- _What the task asks_: Filter these entries so that only lines with the word "Legacy" remain.

- _Dataset records_:
☆ ☆ ☆ ☆

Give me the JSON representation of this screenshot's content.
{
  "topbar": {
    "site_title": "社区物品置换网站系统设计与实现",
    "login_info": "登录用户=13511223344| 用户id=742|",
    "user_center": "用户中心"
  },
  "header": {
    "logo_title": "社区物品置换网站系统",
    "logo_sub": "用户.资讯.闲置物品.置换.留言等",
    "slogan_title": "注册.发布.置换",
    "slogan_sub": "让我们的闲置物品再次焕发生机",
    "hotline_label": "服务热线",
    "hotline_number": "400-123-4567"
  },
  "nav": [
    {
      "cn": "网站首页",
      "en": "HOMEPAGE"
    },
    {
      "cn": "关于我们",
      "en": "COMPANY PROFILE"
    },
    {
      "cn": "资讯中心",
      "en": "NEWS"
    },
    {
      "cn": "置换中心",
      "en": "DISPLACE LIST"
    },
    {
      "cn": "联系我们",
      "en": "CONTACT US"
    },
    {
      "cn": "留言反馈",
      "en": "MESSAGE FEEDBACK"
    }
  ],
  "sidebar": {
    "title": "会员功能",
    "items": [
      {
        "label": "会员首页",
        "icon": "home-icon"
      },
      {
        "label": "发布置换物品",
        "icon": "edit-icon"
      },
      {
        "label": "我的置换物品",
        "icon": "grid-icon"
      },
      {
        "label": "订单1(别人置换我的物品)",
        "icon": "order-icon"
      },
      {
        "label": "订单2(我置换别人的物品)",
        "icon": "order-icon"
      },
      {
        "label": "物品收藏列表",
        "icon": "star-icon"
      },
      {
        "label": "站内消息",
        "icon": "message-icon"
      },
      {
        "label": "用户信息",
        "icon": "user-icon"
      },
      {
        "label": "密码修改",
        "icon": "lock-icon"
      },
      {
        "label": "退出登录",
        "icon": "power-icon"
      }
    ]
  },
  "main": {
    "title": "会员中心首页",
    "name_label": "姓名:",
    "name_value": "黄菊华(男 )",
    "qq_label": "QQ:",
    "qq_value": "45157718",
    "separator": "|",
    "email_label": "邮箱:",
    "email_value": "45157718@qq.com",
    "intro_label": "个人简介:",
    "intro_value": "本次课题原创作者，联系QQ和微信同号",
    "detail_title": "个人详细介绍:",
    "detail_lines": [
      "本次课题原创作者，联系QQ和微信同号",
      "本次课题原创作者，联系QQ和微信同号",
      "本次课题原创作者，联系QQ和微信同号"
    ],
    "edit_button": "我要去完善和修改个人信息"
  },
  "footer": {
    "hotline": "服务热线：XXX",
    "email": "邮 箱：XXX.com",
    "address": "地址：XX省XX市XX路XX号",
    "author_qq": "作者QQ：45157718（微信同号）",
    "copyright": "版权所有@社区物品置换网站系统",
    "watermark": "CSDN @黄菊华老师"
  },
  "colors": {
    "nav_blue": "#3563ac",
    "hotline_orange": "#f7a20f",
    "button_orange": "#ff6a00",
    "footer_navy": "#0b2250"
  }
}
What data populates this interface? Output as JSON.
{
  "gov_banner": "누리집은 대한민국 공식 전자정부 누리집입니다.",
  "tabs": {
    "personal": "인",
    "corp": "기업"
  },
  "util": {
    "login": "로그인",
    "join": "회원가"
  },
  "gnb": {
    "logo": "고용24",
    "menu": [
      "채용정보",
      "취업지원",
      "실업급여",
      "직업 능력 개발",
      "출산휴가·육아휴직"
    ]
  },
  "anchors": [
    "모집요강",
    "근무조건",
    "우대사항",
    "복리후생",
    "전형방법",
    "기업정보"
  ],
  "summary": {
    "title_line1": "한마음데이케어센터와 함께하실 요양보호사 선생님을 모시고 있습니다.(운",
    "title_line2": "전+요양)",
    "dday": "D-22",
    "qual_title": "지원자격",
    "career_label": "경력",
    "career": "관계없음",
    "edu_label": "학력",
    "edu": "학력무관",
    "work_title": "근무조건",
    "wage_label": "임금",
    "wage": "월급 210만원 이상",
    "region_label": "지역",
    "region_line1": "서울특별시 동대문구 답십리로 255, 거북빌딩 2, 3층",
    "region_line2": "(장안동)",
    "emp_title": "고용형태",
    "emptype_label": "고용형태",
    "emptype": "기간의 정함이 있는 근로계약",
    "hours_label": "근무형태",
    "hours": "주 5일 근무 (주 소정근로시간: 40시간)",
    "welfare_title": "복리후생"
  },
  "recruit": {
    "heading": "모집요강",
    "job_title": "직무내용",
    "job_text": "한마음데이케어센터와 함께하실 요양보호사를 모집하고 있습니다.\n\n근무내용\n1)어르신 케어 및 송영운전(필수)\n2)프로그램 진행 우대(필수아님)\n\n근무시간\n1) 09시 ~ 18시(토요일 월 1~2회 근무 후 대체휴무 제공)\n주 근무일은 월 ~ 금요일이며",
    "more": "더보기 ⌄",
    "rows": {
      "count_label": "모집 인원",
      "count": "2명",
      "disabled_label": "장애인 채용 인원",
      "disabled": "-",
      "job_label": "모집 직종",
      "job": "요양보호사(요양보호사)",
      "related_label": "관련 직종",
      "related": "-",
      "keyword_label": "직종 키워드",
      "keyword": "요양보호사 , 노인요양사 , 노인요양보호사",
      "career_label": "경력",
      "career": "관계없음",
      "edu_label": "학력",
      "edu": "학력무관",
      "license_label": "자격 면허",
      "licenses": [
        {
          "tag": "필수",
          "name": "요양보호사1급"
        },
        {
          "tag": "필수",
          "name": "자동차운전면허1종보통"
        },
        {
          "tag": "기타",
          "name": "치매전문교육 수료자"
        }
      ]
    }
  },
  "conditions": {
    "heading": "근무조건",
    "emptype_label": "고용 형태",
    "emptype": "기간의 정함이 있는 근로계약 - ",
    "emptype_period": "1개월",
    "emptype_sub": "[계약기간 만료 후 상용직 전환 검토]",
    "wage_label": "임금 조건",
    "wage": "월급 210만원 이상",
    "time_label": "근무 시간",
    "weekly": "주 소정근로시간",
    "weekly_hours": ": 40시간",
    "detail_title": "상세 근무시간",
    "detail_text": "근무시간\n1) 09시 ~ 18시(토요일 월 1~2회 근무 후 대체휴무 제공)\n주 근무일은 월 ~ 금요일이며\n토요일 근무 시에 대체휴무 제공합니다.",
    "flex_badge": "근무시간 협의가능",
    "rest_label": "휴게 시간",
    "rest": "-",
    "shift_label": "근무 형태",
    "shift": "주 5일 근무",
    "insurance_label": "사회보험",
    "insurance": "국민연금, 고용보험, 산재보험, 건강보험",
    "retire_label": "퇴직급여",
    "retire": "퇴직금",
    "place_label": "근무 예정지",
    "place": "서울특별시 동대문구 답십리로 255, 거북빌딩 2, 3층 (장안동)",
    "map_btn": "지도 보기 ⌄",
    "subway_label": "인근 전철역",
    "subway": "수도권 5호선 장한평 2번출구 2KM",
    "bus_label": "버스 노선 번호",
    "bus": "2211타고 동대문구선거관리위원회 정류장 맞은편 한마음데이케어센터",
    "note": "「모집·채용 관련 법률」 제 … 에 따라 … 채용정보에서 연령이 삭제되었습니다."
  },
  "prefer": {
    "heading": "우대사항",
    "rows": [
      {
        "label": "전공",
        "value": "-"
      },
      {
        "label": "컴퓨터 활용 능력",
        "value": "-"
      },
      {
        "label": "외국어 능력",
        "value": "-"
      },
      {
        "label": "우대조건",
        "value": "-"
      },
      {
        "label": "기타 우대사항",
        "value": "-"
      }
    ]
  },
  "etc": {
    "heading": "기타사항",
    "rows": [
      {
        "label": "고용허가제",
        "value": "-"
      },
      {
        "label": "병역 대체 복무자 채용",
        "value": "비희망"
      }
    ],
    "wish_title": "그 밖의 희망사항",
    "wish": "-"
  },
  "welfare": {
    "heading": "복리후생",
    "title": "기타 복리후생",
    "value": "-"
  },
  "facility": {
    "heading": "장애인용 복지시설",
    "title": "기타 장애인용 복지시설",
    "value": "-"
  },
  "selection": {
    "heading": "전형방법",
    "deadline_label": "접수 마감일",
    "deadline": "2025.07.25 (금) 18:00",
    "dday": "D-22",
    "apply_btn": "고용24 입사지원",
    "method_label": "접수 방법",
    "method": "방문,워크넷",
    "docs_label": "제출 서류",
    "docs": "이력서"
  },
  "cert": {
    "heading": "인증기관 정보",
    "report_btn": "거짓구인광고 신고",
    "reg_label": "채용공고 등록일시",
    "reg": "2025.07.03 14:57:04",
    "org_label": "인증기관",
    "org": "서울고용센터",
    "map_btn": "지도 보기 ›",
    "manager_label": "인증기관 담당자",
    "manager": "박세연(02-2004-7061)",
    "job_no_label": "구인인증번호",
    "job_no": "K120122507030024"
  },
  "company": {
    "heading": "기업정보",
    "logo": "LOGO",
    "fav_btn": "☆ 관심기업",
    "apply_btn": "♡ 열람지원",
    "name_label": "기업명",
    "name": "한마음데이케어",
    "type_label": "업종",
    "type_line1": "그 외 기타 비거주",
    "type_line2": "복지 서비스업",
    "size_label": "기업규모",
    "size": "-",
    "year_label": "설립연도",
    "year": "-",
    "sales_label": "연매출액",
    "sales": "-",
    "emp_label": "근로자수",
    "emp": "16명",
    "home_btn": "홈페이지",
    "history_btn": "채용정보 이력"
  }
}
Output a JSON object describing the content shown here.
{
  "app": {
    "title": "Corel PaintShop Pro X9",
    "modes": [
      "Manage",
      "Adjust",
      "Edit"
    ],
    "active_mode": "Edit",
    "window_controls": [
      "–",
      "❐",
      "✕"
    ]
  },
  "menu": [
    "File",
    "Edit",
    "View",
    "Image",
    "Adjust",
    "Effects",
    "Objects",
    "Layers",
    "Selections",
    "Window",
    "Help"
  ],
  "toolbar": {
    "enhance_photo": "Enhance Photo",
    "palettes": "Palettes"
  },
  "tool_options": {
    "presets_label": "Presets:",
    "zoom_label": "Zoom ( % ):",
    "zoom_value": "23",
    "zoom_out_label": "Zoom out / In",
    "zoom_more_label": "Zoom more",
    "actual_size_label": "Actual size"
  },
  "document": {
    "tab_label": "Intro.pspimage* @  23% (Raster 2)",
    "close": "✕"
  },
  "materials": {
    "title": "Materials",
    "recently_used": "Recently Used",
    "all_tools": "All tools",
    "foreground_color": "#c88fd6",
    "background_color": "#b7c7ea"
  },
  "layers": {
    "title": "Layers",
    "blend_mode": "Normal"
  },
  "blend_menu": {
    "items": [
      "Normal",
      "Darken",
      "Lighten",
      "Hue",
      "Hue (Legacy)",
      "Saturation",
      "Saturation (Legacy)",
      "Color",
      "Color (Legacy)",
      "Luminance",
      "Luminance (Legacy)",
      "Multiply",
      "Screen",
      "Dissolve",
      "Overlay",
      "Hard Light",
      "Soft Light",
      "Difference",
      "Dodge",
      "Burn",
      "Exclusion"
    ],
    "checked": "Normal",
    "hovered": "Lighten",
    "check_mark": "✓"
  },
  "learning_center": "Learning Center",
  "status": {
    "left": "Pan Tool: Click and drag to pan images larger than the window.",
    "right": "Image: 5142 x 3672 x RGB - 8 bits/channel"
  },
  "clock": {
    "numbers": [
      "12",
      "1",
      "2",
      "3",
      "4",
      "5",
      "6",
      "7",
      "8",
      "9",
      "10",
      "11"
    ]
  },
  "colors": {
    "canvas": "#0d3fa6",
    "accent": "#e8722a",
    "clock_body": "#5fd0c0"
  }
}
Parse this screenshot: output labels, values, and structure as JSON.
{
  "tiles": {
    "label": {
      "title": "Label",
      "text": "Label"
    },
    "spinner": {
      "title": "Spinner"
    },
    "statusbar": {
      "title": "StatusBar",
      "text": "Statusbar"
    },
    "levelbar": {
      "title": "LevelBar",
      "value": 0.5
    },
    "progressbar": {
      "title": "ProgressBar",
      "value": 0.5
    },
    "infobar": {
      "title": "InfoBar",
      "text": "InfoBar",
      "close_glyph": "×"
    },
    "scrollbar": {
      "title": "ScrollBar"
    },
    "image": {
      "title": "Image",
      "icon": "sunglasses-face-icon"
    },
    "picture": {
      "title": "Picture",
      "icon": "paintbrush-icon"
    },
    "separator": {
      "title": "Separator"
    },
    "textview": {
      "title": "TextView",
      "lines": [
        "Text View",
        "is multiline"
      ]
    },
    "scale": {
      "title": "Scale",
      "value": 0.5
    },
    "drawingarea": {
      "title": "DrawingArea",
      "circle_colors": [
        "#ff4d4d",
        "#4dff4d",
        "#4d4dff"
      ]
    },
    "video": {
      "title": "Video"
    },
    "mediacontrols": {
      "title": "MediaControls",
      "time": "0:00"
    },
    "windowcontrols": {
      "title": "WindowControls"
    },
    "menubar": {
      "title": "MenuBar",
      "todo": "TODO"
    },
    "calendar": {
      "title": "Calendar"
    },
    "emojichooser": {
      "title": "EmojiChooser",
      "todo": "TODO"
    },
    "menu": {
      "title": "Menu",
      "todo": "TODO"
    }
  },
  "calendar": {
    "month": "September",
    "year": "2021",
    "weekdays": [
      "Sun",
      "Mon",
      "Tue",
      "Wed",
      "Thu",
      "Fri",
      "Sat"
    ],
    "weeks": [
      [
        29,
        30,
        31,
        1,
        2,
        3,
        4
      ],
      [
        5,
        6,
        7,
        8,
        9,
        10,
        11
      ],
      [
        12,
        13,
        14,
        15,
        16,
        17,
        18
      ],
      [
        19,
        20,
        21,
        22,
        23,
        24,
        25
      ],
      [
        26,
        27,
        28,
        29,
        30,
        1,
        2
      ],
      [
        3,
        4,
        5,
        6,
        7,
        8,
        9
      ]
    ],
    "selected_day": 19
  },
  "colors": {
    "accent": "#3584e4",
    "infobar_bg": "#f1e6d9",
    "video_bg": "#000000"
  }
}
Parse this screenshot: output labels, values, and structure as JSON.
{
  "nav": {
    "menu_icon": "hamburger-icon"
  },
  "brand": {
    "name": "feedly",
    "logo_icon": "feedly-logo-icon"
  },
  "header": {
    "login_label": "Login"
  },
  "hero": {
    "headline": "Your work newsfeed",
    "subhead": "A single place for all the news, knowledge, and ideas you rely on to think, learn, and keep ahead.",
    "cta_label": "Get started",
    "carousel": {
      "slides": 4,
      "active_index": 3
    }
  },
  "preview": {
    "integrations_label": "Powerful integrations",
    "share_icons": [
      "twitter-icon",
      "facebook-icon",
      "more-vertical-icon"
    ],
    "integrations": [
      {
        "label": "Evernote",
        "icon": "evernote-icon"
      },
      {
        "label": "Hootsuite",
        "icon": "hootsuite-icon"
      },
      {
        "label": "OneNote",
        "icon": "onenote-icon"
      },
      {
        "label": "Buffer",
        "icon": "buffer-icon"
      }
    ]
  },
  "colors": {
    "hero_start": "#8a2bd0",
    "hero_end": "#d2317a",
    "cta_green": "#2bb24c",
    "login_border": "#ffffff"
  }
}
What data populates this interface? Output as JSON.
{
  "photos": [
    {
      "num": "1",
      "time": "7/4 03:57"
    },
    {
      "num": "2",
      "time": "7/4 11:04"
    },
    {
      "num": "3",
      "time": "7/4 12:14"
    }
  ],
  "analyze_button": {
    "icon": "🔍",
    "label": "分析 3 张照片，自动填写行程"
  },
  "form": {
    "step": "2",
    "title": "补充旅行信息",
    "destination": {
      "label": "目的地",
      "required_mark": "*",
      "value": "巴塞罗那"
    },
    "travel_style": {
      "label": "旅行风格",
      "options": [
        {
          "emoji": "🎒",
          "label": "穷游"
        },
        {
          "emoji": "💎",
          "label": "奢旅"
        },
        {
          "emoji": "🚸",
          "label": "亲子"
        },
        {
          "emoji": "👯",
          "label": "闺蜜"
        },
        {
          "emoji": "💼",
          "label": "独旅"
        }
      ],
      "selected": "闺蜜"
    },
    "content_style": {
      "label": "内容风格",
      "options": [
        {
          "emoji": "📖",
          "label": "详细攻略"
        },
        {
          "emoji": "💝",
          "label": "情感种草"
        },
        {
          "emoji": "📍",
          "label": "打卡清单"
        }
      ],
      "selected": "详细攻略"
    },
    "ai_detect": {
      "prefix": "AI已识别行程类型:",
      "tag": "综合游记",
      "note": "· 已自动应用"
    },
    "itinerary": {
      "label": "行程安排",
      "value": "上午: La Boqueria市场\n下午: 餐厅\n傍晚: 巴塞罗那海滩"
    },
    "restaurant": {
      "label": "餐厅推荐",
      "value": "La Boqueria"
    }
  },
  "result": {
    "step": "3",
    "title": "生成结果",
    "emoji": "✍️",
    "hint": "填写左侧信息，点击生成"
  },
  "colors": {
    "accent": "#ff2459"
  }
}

☆ ☆ ☆ ☆

- _Expected answer_:
      "Hue (Legacy)",
      "Saturation (Legacy)",
      "Color (Legacy)",
      "Luminance (Legacy)",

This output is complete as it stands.